Information provided ->

○ ○ ○ ○ ○ ○ ○

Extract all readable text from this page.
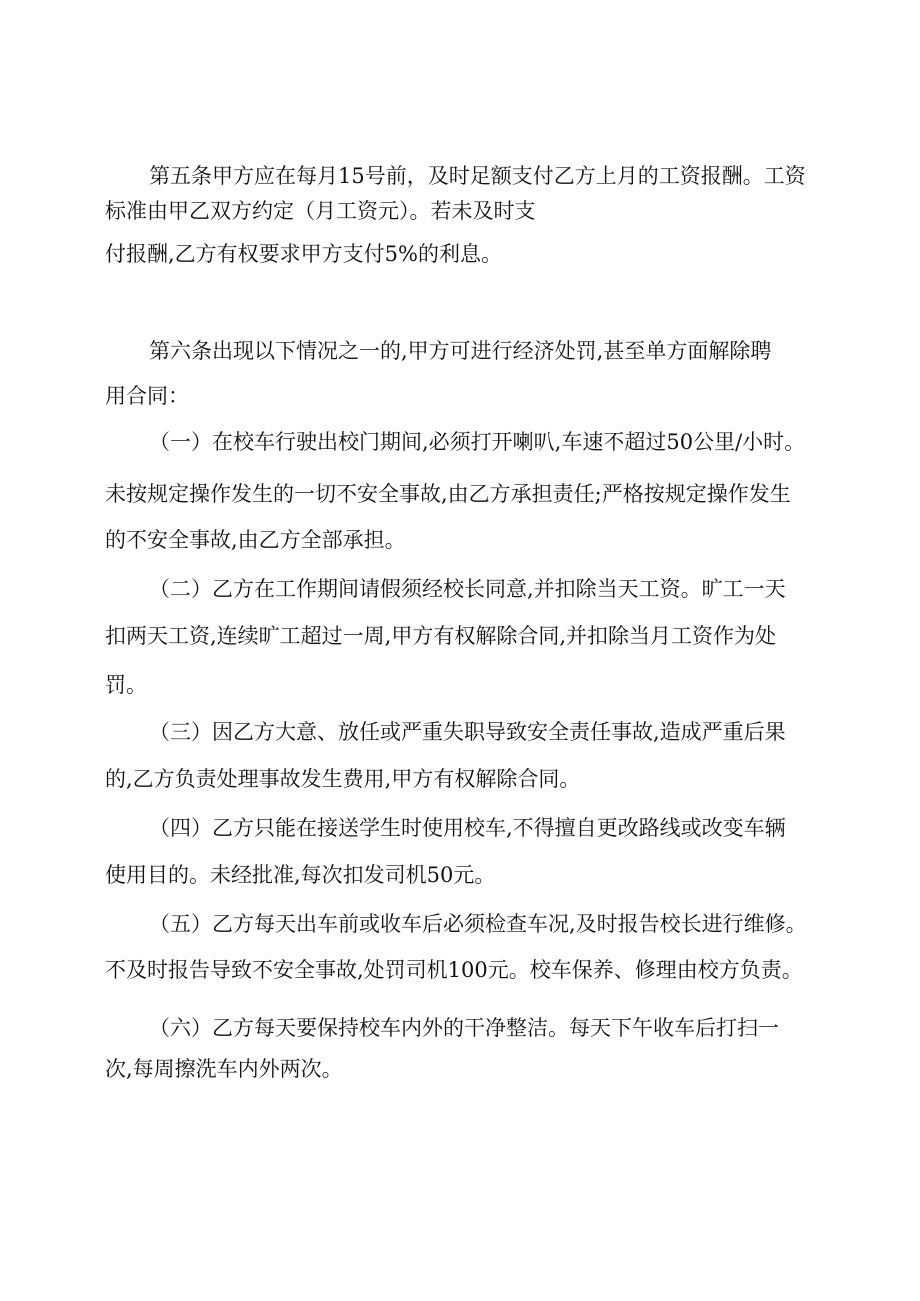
第五条甲方应在每月15号前，及时足额支付乙方上月的工资报酬。工资

标准由甲乙双方约定（月工资元）。若未及时支

付报酬,乙方有权要求甲方支付5%的利息。

第六条出现以下情况之一的,甲方可进行经济处罚,甚至单方面解除聘

用合同：

（一）在校车行驶出校门期间,必须打开喇叭,车速不超过50公里/小时。

未按规定操作发生的一切不安全事故,由乙方承担责任;严格按规定操作发生

的不安全事故,由乙方全部承担。

（二）乙方在工作期间请假须经校长同意,并扣除当天工资。旷工一天

扣两天工资,连续旷工超过一周,甲方有权解除合同,并扣除当月工资作为处

罚。

（三）因乙方大意、放任或严重失职导致安全责任事故,造成严重后果

的,乙方负责处理事故发生费用,甲方有权解除合同。

（四）乙方只能在接送学生时使用校车,不得擅自更改路线或改变车辆

使用目的。未经批准,每次扣发司机50元。

（五）乙方每天出车前或收车后必须检查车况,及时报告校长进行维修。

不及时报告导致不安全事故,处罚司机100元。校车保养、修理由校方负责。

（六）乙方每天要保持校车内外的干净整洁。每天下午收车后打扫一

次,每周擦洗车内外两次。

○ ○ ○ ○ ○ ○ ○

Problem to work on ->
Where a line contains "甲方有权解除合同", copy that line.

Solution to this problem ->
扣两天工资,连续旷工超过一周,甲方有权解除合同,并扣除当月工资作为处
的,乙方负责处理事故发生费用,甲方有权解除合同。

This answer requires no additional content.